● INSTRUCTIONS TO FOLLOW:
Return all of the entries below verbatim, reproducing every line without any change.

[Item position entries]

|---|

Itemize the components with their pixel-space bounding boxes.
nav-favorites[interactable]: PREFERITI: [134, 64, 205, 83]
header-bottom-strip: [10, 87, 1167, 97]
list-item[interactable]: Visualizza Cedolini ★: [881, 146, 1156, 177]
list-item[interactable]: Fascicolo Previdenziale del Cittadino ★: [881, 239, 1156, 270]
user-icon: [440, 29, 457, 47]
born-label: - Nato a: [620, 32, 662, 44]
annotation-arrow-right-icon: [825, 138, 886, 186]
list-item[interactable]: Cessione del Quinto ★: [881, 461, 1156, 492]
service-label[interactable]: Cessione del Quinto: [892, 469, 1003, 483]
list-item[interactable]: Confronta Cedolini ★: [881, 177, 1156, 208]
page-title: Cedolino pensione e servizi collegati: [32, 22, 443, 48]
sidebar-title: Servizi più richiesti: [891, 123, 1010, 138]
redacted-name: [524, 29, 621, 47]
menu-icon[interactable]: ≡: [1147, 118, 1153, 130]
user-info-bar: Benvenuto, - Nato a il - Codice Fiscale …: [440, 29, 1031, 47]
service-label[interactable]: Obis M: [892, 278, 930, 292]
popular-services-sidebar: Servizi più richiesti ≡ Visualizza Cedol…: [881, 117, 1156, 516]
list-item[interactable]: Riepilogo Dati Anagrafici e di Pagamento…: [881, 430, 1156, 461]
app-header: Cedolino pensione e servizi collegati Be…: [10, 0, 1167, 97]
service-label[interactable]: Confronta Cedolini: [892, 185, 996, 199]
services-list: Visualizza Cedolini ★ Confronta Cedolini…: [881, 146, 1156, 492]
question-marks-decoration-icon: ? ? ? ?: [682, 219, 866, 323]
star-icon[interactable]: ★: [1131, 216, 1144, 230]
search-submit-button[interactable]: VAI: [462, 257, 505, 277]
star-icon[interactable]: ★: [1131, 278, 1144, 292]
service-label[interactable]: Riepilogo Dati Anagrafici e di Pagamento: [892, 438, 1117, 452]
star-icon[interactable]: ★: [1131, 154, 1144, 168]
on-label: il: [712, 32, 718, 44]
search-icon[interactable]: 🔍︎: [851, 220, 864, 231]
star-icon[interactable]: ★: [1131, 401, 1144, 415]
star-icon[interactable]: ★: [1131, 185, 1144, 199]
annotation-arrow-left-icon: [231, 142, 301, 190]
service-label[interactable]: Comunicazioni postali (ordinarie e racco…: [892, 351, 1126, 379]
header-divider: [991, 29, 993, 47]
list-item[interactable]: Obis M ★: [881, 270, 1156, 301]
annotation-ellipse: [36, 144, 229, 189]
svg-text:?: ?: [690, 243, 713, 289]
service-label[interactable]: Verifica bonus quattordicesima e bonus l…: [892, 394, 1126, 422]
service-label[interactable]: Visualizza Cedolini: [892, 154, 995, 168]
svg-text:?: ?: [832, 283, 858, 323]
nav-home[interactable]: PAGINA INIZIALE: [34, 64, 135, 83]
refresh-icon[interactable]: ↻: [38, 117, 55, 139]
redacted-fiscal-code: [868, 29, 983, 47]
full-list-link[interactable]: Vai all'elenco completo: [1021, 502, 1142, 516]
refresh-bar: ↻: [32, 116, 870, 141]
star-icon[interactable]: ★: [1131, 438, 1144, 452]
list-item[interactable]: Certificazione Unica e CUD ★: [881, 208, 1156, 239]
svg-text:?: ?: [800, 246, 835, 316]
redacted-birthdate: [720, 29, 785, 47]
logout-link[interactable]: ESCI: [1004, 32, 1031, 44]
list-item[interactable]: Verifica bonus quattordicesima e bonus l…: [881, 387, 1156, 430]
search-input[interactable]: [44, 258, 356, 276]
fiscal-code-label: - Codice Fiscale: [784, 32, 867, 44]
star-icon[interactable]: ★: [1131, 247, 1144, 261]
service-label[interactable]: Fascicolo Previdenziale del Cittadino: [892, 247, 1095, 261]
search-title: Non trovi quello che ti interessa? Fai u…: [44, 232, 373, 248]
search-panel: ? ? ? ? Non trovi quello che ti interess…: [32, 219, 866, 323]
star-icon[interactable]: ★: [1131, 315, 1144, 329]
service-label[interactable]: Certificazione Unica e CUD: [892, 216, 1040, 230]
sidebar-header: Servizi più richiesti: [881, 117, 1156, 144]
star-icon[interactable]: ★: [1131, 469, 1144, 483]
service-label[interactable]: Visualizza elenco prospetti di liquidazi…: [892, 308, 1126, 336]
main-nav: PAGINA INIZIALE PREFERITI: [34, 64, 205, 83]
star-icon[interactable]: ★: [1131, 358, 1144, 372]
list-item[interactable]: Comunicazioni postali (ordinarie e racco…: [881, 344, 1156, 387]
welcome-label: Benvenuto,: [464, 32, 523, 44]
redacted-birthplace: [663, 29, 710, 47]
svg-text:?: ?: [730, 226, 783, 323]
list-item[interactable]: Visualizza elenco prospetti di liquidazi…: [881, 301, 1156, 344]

|---|

● SOLUTION TO THIS EXERCISE:
Itemize the components with their pixel-space bounding boxes.
nav-favorites[interactable]: PREFERITI: [134, 64, 205, 83]
header-bottom-strip: [10, 87, 1167, 97]
list-item[interactable]: Visualizza Cedolini ★: [881, 146, 1156, 177]
list-item[interactable]: Fascicolo Previdenziale del Cittadino ★: [881, 239, 1156, 270]
user-icon: [440, 29, 457, 47]
born-label: - Nato a: [620, 32, 662, 44]
annotation-arrow-right-icon: [825, 138, 886, 186]
list-item[interactable]: Cessione del Quinto ★: [881, 461, 1156, 492]
service-label[interactable]: Cessione del Quinto: [892, 469, 1003, 483]
list-item[interactable]: Confronta Cedolini ★: [881, 177, 1156, 208]
page-title: Cedolino pensione e servizi collegati: [32, 22, 443, 48]
sidebar-title: Servizi più richiesti: [891, 123, 1010, 138]
redacted-name: [524, 29, 621, 47]
menu-icon[interactable]: ≡: [1147, 118, 1153, 130]
user-info-bar: Benvenuto, - Nato a il - Codice Fiscale …: [440, 29, 1031, 47]
service-label[interactable]: Obis M: [892, 278, 930, 292]
popular-services-sidebar: Servizi più richiesti ≡ Visualizza Cedol…: [881, 117, 1156, 516]
list-item[interactable]: Riepilogo Dati Anagrafici e di Pagamento…: [881, 430, 1156, 461]
app-header: Cedolino pensione e servizi collegati Be…: [10, 0, 1167, 97]
service-label[interactable]: Confronta Cedolini: [892, 185, 996, 199]
services-list: Visualizza Cedolini ★ Confronta Cedolini…: [881, 146, 1156, 492]
question-marks-decoration-icon: ? ? ? ?: [682, 219, 866, 323]
star-icon[interactable]: ★: [1131, 216, 1144, 230]
search-submit-button[interactable]: VAI: [462, 257, 505, 277]
star-icon[interactable]: ★: [1131, 278, 1144, 292]
service-label[interactable]: Riepilogo Dati Anagrafici e di Pagamento: [892, 438, 1117, 452]
star-icon[interactable]: ★: [1131, 154, 1144, 168]
on-label: il: [712, 32, 718, 44]
search-icon[interactable]: 🔍︎: [851, 220, 864, 231]
star-icon[interactable]: ★: [1131, 401, 1144, 415]
star-icon[interactable]: ★: [1131, 185, 1144, 199]
annotation-arrow-left-icon: [231, 142, 301, 190]
service-label[interactable]: Comunicazioni postali (ordinarie e racco…: [892, 351, 1126, 379]
header-divider: [991, 29, 993, 47]
list-item[interactable]: Obis M ★: [881, 270, 1156, 301]
annotation-ellipse: [36, 144, 229, 189]
svg-text:?: ?: [690, 243, 713, 289]
service-label[interactable]: Verifica bonus quattordicesima e bonus l…: [892, 394, 1126, 422]
service-label[interactable]: Visualizza Cedolini: [892, 154, 995, 168]
svg-text:?: ?: [832, 283, 858, 323]
nav-home[interactable]: PAGINA INIZIALE: [34, 64, 135, 83]
refresh-icon[interactable]: ↻: [38, 117, 55, 139]
redacted-fiscal-code: [868, 29, 983, 47]
full-list-link[interactable]: Vai all'elenco completo: [1021, 502, 1142, 516]
refresh-bar: ↻: [32, 116, 870, 141]
star-icon[interactable]: ★: [1131, 438, 1144, 452]
list-item[interactable]: Certificazione Unica e CUD ★: [881, 208, 1156, 239]
svg-text:?: ?: [800, 246, 835, 316]
redacted-birthdate: [720, 29, 785, 47]
logout-link[interactable]: ESCI: [1004, 32, 1031, 44]
list-item[interactable]: Verifica bonus quattordicesima e bonus l…: [881, 387, 1156, 430]
search-input[interactable]: [44, 258, 356, 276]
fiscal-code-label: - Codice Fiscale: [784, 32, 867, 44]
star-icon[interactable]: ★: [1131, 247, 1144, 261]
service-label[interactable]: Fascicolo Previdenziale del Cittadino: [892, 247, 1095, 261]
search-title: Non trovi quello che ti interessa? Fai u…: [44, 232, 373, 248]
search-panel: ? ? ? ? Non trovi quello che ti interess…: [32, 219, 866, 323]
star-icon[interactable]: ★: [1131, 315, 1144, 329]
service-label[interactable]: Certificazione Unica e CUD: [892, 216, 1040, 230]
sidebar-header: Servizi più richiesti: [881, 117, 1156, 144]
star-icon[interactable]: ★: [1131, 469, 1144, 483]
service-label[interactable]: Visualizza elenco prospetti di liquidazi…: [892, 308, 1126, 336]
main-nav: PAGINA INIZIALE PREFERITI: [34, 64, 205, 83]
star-icon[interactable]: ★: [1131, 358, 1144, 372]
list-item[interactable]: Comunicazioni postali (ordinarie e racco…: [881, 344, 1156, 387]
welcome-label: Benvenuto,: [464, 32, 523, 44]
redacted-birthplace: [663, 29, 710, 47]
svg-text:?: ?: [730, 226, 783, 323]
list-item[interactable]: Visualizza elenco prospetti di liquidazi…: [881, 301, 1156, 344]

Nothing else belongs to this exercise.